_What to work on_
Write out every line of the records below word for word, leaving out the pictures.

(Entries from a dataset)
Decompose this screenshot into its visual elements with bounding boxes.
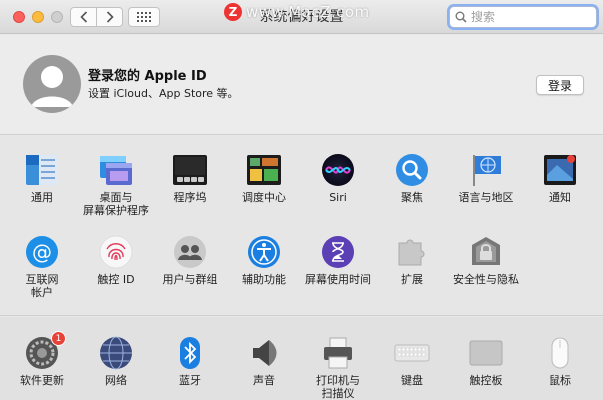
pane-label: Siri <box>329 191 347 204</box>
pane-network[interactable]: 网络 <box>78 335 154 387</box>
svg-text:@: @ <box>32 240 52 264</box>
pane-printers-scanners[interactable]: 打印机与 扫描仪 <box>300 335 376 400</box>
dock-icon <box>172 152 208 188</box>
pane-label: 触控板 <box>469 374 503 387</box>
mouse-icon <box>542 335 578 371</box>
pane-label: 互联网 帐户 <box>25 273 59 299</box>
pane-label: 打印机与 扫描仪 <box>316 374 360 400</box>
apple-id-subtitle: 设置 iCloud、App Store 等。 <box>88 87 239 100</box>
pane-language-region[interactable]: 语言与地区 <box>448 152 524 204</box>
trackpad-icon <box>468 335 504 371</box>
mission-control-icon <box>246 152 282 188</box>
sound-icon <box>246 335 282 371</box>
pane-siri[interactable]: Siri <box>300 152 376 204</box>
bluetooth-icon <box>172 335 208 371</box>
pane-label: 程序坞 <box>173 191 207 204</box>
avatar-icon[interactable] <box>23 55 81 113</box>
pane-security-privacy[interactable]: 安全性与隐私 <box>448 234 524 286</box>
pane-label: 网络 <box>105 374 127 387</box>
pane-label: 鼠标 <box>549 374 571 387</box>
security-icon <box>468 234 504 270</box>
pane-mission-control[interactable]: 调度中心 <box>226 152 302 204</box>
pane-label: 声音 <box>253 374 275 387</box>
search-field[interactable] <box>449 6 597 28</box>
keyboard-icon <box>394 335 430 371</box>
pane-label: 桌面与 屏幕保护程序 <box>83 191 149 217</box>
title-bar: 系统偏好设置 Z www.MacZ.com <box>0 0 603 34</box>
pane-touch-id[interactable]: 触控 ID <box>78 234 154 286</box>
general-icon <box>24 152 60 188</box>
pane-accessibility[interactable]: 辅助功能 <box>226 234 302 286</box>
spotlight-icon <box>394 152 430 188</box>
pane-spotlight[interactable]: 聚焦 <box>374 152 450 204</box>
pane-label: 用户与群组 <box>162 273 218 286</box>
pane-label: 软件更新 <box>20 374 64 387</box>
network-icon <box>98 335 134 371</box>
accessibility-icon <box>246 234 282 270</box>
apple-id-banner: 登录您的 Apple ID 设置 iCloud、App Store 等。 登录 <box>0 35 603 135</box>
pane-users-groups[interactable]: 用户与群组 <box>152 234 228 286</box>
preferences-section-hardware: 1 软件更新 网络 蓝牙 声音 打印机与 扫描仪 键盘 触控板 鼠标 <box>0 317 603 400</box>
desktop-icon <box>98 152 134 188</box>
pane-label: 通用 <box>31 191 53 204</box>
pane-software-update[interactable]: 1 软件更新 <box>4 331 80 387</box>
fingerprint-icon <box>98 234 134 270</box>
pane-label: 聚焦 <box>401 191 423 204</box>
pane-notifications[interactable]: 通知 <box>522 152 598 204</box>
pane-screen-time[interactable]: 屏幕使用时间 <box>300 234 376 286</box>
pane-extensions[interactable]: 扩展 <box>374 234 450 286</box>
notifications-icon <box>542 152 578 188</box>
pane-sound[interactable]: 声音 <box>226 335 302 387</box>
screen-time-icon <box>320 234 356 270</box>
pane-bluetooth[interactable]: 蓝牙 <box>152 335 228 387</box>
pane-label: 屏幕使用时间 <box>305 273 371 286</box>
pane-keyboard[interactable]: 键盘 <box>374 335 450 387</box>
apple-id-title: 登录您的 Apple ID <box>88 69 207 84</box>
pane-internet-accounts[interactable]: @ 互联网 帐户 <box>4 234 80 299</box>
search-icon <box>455 11 467 23</box>
siri-icon <box>320 152 356 188</box>
pane-dock[interactable]: 程序坞 <box>152 152 228 204</box>
pane-label: 调度中心 <box>242 191 286 204</box>
search-input[interactable] <box>471 10 591 24</box>
preferences-section-personal: 通用 桌面与 屏幕保护程序 程序坞 调度中心 Siri 聚焦 语言与地区 通知 … <box>0 136 603 316</box>
pane-label: 触控 ID <box>97 273 135 286</box>
pane-mouse[interactable]: 鼠标 <box>522 335 598 387</box>
pane-label: 安全性与隐私 <box>453 273 519 286</box>
pane-desktop-screensaver[interactable]: 桌面与 屏幕保护程序 <box>78 152 154 217</box>
login-button[interactable]: 登录 <box>536 75 584 95</box>
update-count-badge: 1 <box>51 331 66 346</box>
watermark-logo-icon: Z <box>224 3 242 21</box>
pane-label: 键盘 <box>401 374 423 387</box>
software-update-icon: 1 <box>24 331 66 371</box>
printer-icon <box>320 335 356 371</box>
pane-label: 辅助功能 <box>242 273 286 286</box>
internet-accounts-icon: @ <box>24 234 60 270</box>
pane-label: 扩展 <box>401 273 423 286</box>
language-icon <box>468 152 504 188</box>
watermark-text: www.MacZ.com <box>246 3 370 21</box>
watermark: Z www.MacZ.com <box>224 3 370 21</box>
extensions-icon <box>394 234 430 270</box>
pane-label: 语言与地区 <box>458 191 514 204</box>
pane-label: 通知 <box>549 191 571 204</box>
pane-label: 蓝牙 <box>179 374 201 387</box>
pane-trackpad[interactable]: 触控板 <box>448 335 524 387</box>
users-icon <box>172 234 208 270</box>
pane-general[interactable]: 通用 <box>4 152 80 204</box>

_Correct response_
Decompose this screenshot into its visual elements with bounding boxes.
pane-label: Siri <box>329 191 347 204</box>
pane-network[interactable]: 网络 <box>78 335 154 387</box>
svg-text:@: @ <box>32 240 52 264</box>
pane-printers-scanners[interactable]: 打印机与 扫描仪 <box>300 335 376 400</box>
dock-icon <box>172 152 208 188</box>
pane-label: 触控板 <box>469 374 503 387</box>
mouse-icon <box>542 335 578 371</box>
pane-label: 互联网 帐户 <box>25 273 59 299</box>
pane-label: 打印机与 扫描仪 <box>316 374 360 400</box>
apple-id-subtitle: 设置 iCloud、App Store 等。 <box>88 87 239 100</box>
pane-language-region[interactable]: 语言与地区 <box>448 152 524 204</box>
trackpad-icon <box>468 335 504 371</box>
mission-control-icon <box>246 152 282 188</box>
sound-icon <box>246 335 282 371</box>
pane-siri[interactable]: Siri <box>300 152 376 204</box>
bluetooth-icon <box>172 335 208 371</box>
pane-label: 程序坞 <box>173 191 207 204</box>
avatar-icon[interactable] <box>23 55 81 113</box>
pane-security-privacy[interactable]: 安全性与隐私 <box>448 234 524 286</box>
pane-label: 网络 <box>105 374 127 387</box>
pane-label: 鼠标 <box>549 374 571 387</box>
security-icon <box>468 234 504 270</box>
pane-mission-control[interactable]: 调度中心 <box>226 152 302 204</box>
pane-label: 声音 <box>253 374 275 387</box>
search-field[interactable] <box>449 6 597 28</box>
keyboard-icon <box>394 335 430 371</box>
pane-label: 桌面与 屏幕保护程序 <box>83 191 149 217</box>
title-bar: 系统偏好设置 Z www.MacZ.com <box>0 0 603 34</box>
pane-touch-id[interactable]: 触控 ID <box>78 234 154 286</box>
general-icon <box>24 152 60 188</box>
pane-accessibility[interactable]: 辅助功能 <box>226 234 302 286</box>
spotlight-icon <box>394 152 430 188</box>
pane-spotlight[interactable]: 聚焦 <box>374 152 450 204</box>
pane-label: 用户与群组 <box>162 273 218 286</box>
pane-label: 软件更新 <box>20 374 64 387</box>
network-icon <box>98 335 134 371</box>
accessibility-icon <box>246 234 282 270</box>
apple-id-banner: 登录您的 Apple ID 设置 iCloud、App Store 等。 登录 <box>0 35 603 135</box>
pane-users-groups[interactable]: 用户与群组 <box>152 234 228 286</box>
preferences-section-hardware: 1 软件更新 网络 蓝牙 声音 打印机与 扫描仪 键盘 触控板 鼠标 <box>0 317 603 400</box>
desktop-icon <box>98 152 134 188</box>
pane-label: 通用 <box>31 191 53 204</box>
pane-software-update[interactable]: 1 软件更新 <box>4 331 80 387</box>
fingerprint-icon <box>98 234 134 270</box>
pane-label: 聚焦 <box>401 191 423 204</box>
pane-notifications[interactable]: 通知 <box>522 152 598 204</box>
pane-screen-time[interactable]: 屏幕使用时间 <box>300 234 376 286</box>
pane-extensions[interactable]: 扩展 <box>374 234 450 286</box>
notifications-icon <box>542 152 578 188</box>
pane-sound[interactable]: 声音 <box>226 335 302 387</box>
screen-time-icon <box>320 234 356 270</box>
pane-bluetooth[interactable]: 蓝牙 <box>152 335 228 387</box>
pane-label: 屏幕使用时间 <box>305 273 371 286</box>
pane-keyboard[interactable]: 键盘 <box>374 335 450 387</box>
apple-id-title: 登录您的 Apple ID <box>88 69 207 84</box>
pane-internet-accounts[interactable]: @ 互联网 帐户 <box>4 234 80 299</box>
search-icon <box>455 11 467 23</box>
siri-icon <box>320 152 356 188</box>
pane-dock[interactable]: 程序坞 <box>152 152 228 204</box>
pane-label: 调度中心 <box>242 191 286 204</box>
search-input[interactable] <box>471 10 591 24</box>
preferences-section-personal: 通用 桌面与 屏幕保护程序 程序坞 调度中心 Siri 聚焦 语言与地区 通知 … <box>0 136 603 316</box>
pane-label: 触控 ID <box>97 273 135 286</box>
pane-mouse[interactable]: 鼠标 <box>522 335 598 387</box>
pane-label: 安全性与隐私 <box>453 273 519 286</box>
pane-desktop-screensaver[interactable]: 桌面与 屏幕保护程序 <box>78 152 154 217</box>
login-button[interactable]: 登录 <box>536 75 584 95</box>
update-count-badge: 1 <box>51 331 66 346</box>
watermark-logo-icon: Z <box>224 3 242 21</box>
pane-label: 键盘 <box>401 374 423 387</box>
software-update-icon: 1 <box>24 331 66 371</box>
printer-icon <box>320 335 356 371</box>
pane-label: 辅助功能 <box>242 273 286 286</box>
internet-accounts-icon: @ <box>24 234 60 270</box>
pane-label: 扩展 <box>401 273 423 286</box>
language-icon <box>468 152 504 188</box>
watermark-text: www.MacZ.com <box>246 3 370 21</box>
watermark: Z www.MacZ.com <box>224 3 370 21</box>
extensions-icon <box>394 234 430 270</box>
pane-label: 语言与地区 <box>458 191 514 204</box>
pane-label: 通知 <box>549 191 571 204</box>
pane-label: 蓝牙 <box>179 374 201 387</box>
pane-trackpad[interactable]: 触控板 <box>448 335 524 387</box>
users-icon <box>172 234 208 270</box>
pane-general[interactable]: 通用 <box>4 152 80 204</box>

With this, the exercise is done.